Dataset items
* START *
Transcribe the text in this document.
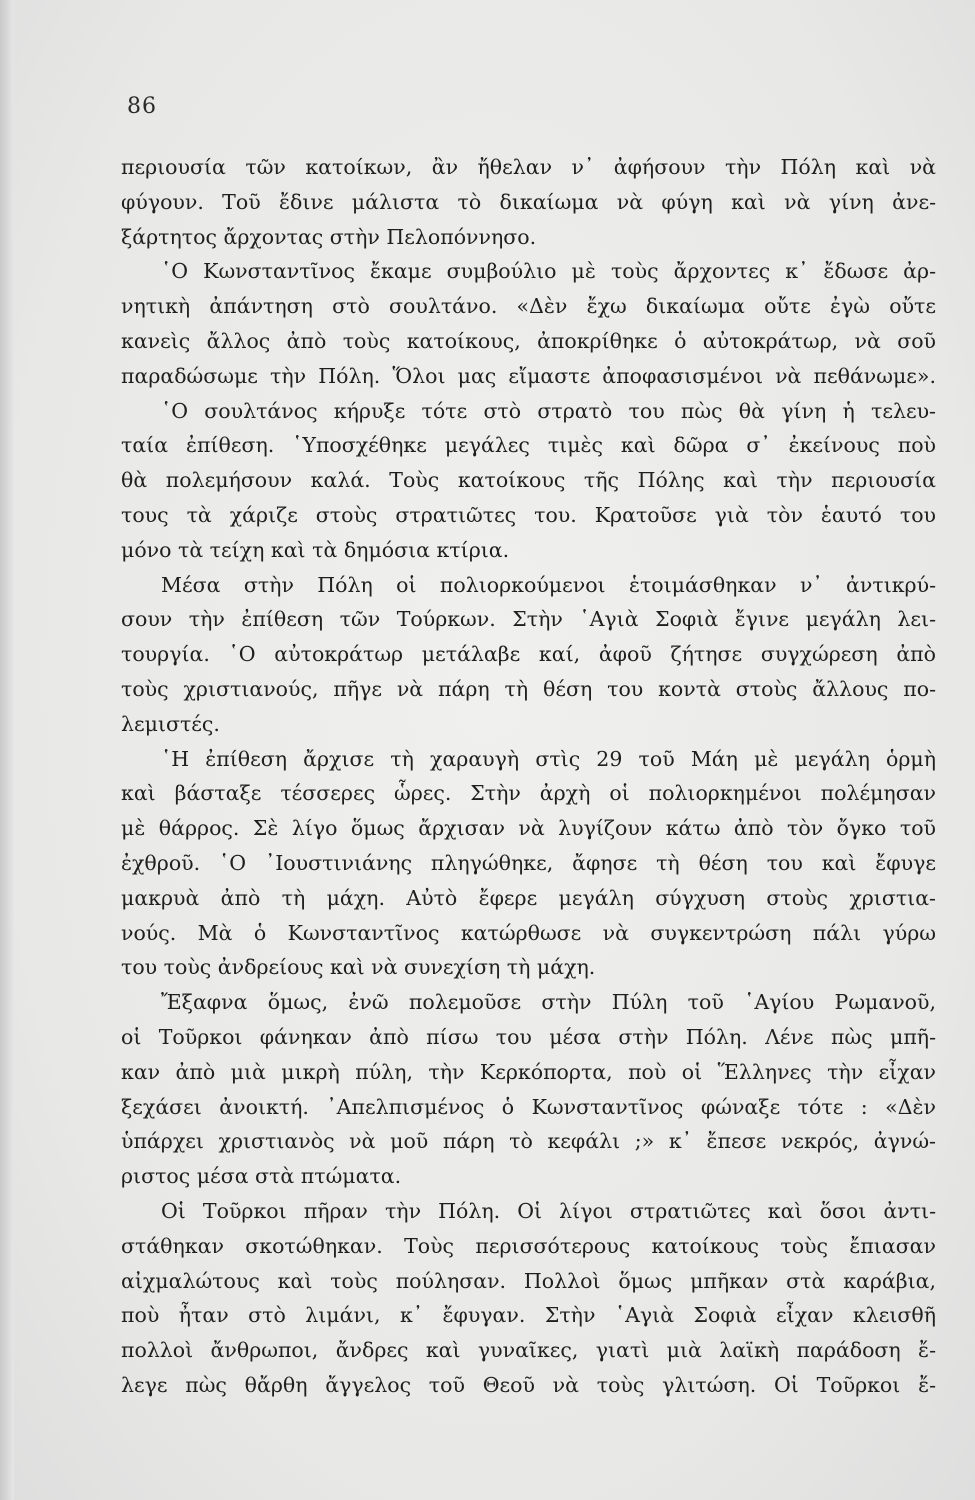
86
περιουσία τῶν κατοίκων, ἂν ἤθελαν ν᾿ ἀφήσουν τὴν Πόλη καὶ νὰ
φύγουν. Τοῦ ἔδινε μάλιστα τὸ δικαίωμα νὰ φύγη καὶ νὰ γίνη ἀνε-
ξάρτητος ἄρχοντας στὴν Πελοπόννησο.
῾Ο Κωνσταντῖνος ἔκαμε συμβούλιο μὲ τοὺς ἄρχοντες κ᾿ ἔδωσε ἀρ-
νητικὴ ἀπάντηση στὸ σουλτάνο. «Δὲν ἔχω δικαίωμα οὔτε ἐγὼ οὔτε
κανεὶς ἄλλος ἀπὸ τοὺς κατοίκους, ἀποκρίθηκε ὁ αὐτοκράτωρ, νὰ σοῦ
παραδώσωμε τὴν Πόλη. Ὅλοι μας εἴμαστε ἀποφασισμένοι νὰ πεθάνωμε».
῾Ο σουλτάνος κήρυξε τότε στὸ στρατὸ του πὼς θὰ γίνη ἡ τελευ-
ταία ἐπίθεση. ῾Υποσχέθηκε μεγάλες τιμὲς καὶ δῶρα σ᾿ ἐκείνους ποὺ
θὰ πολεμήσουν καλά. Τοὺς κατοίκους τῆς Πόλης καὶ τὴν περιουσία
τους τὰ χάριζε στοὺς στρατιῶτες του. Κρατοῦσε γιὰ τὸν ἑαυτό του
μόνο τὰ τείχη καὶ τὰ δημόσια κτίρια.
Μέσα στὴν Πόλη οἱ πολιορκούμενοι ἑτοιμάσθηκαν ν᾿ ἀντικρύ-
σουν τὴν ἐπίθεση τῶν Τούρκων. Στὴν ῾Αγιὰ Σοφιὰ ἔγινε μεγάλη λει-
τουργία. ῾Ο αὐτοκράτωρ μετάλαβε καί, ἀφοῦ ζήτησε συγχώρεση ἀπὸ
τοὺς χριστιανούς, πῆγε νὰ πάρη τὴ θέση του κοντὰ στοὺς ἄλλους πο-
λεμιστές.
῾Η ἐπίθεση ἄρχισε τὴ χαραυγὴ στὶς 29 τοῦ Μάη μὲ μεγάλη ὁρμὴ
καὶ βάσταξε τέσσερες ὧρες. Στὴν ἀρχὴ οἱ πολιορκημένοι πολέμησαν
μὲ θάρρος. Σὲ λίγο ὅμως ἄρχισαν νὰ λυγίζουν κάτω ἀπὸ τὸν ὄγκο τοῦ
ἐχθροῦ. ῾Ο ᾿Ιουστινιάνης πληγώθηκε, ἄφησε τὴ θέση του καὶ ἔφυγε
μακρυὰ ἀπὸ τὴ μάχη. Αὐτὸ ἔφερε μεγάλη σύγχυση στοὺς χριστια-
νούς. Μὰ ὁ Κωνσταντῖνος κατώρθωσε νὰ συγκεντρώση πάλι γύρω
του τοὺς ἀνδρείους καὶ νὰ συνεχίση τὴ μάχη.
Ἔξαφνα ὅμως, ἐνῶ πολεμοῦσε στὴν Πύλη τοῦ ῾Αγίου Ρωμανοῦ,
οἱ Τοῦρκοι φάνηκαν ἀπὸ πίσω του μέσα στὴν Πόλη. Λένε πὼς μπῆ-
καν ἀπὸ μιὰ μικρὴ πύλη, τὴν Κερκόπορτα, ποὺ οἱ Ἕλληνες τὴν εἶχαν
ξεχάσει ἀνοικτή. ᾿Απελπισμένος ὁ Κωνσταντῖνος φώναξε τότε : «Δὲν
ὑπάρχει χριστιανὸς νὰ μοῦ πάρη τὸ κεφάλι ;» κ᾿ ἔπεσε νεκρός, ἀγνώ-
ριστος μέσα στὰ πτώματα.
Οἱ Τοῦρκοι πῆραν τὴν Πόλη. Οἱ λίγοι στρατιῶτες καὶ ὅσοι ἀντι-
στάθηκαν σκοτώθηκαν. Τοὺς περισσότερους κατοίκους τοὺς ἔπιασαν
αἰχμαλώτους καὶ τοὺς πούλησαν. Πολλοὶ ὅμως μπῆκαν στὰ καράβια,
ποὺ ἦταν στὸ λιμάνι, κ᾿ ἔφυγαν. Στὴν ῾Αγιὰ Σοφιὰ εἶχαν κλεισθῆ
πολλοὶ ἄνθρωποι, ἄνδρες καὶ γυναῖκες, γιατὶ μιὰ λαϊκὴ παράδοση ἔ-
λεγε πὼς θἄρθη ἄγγελος τοῦ Θεοῦ νὰ τοὺς γλιτώση. Οἱ Τοῦρκοι ἔ-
* END *
*To be done*
Write out every line of the listing that holds the word "Τοῦρκοι".

*Answer to this task*
οἱ Τοῦρκοι φάνηκαν ἀπὸ πίσω του μέσα στὴν Πόλη. Λένε πὼς μπῆ-
Οἱ Τοῦρκοι πῆραν τὴν Πόλη. Οἱ λίγοι στρατιῶτες καὶ ὅσοι ἀντι-
λεγε πὼς θἄρθη ἄγγελος τοῦ Θεοῦ νὰ τοὺς γλιτώση. Οἱ Τοῦρκοι ἔ-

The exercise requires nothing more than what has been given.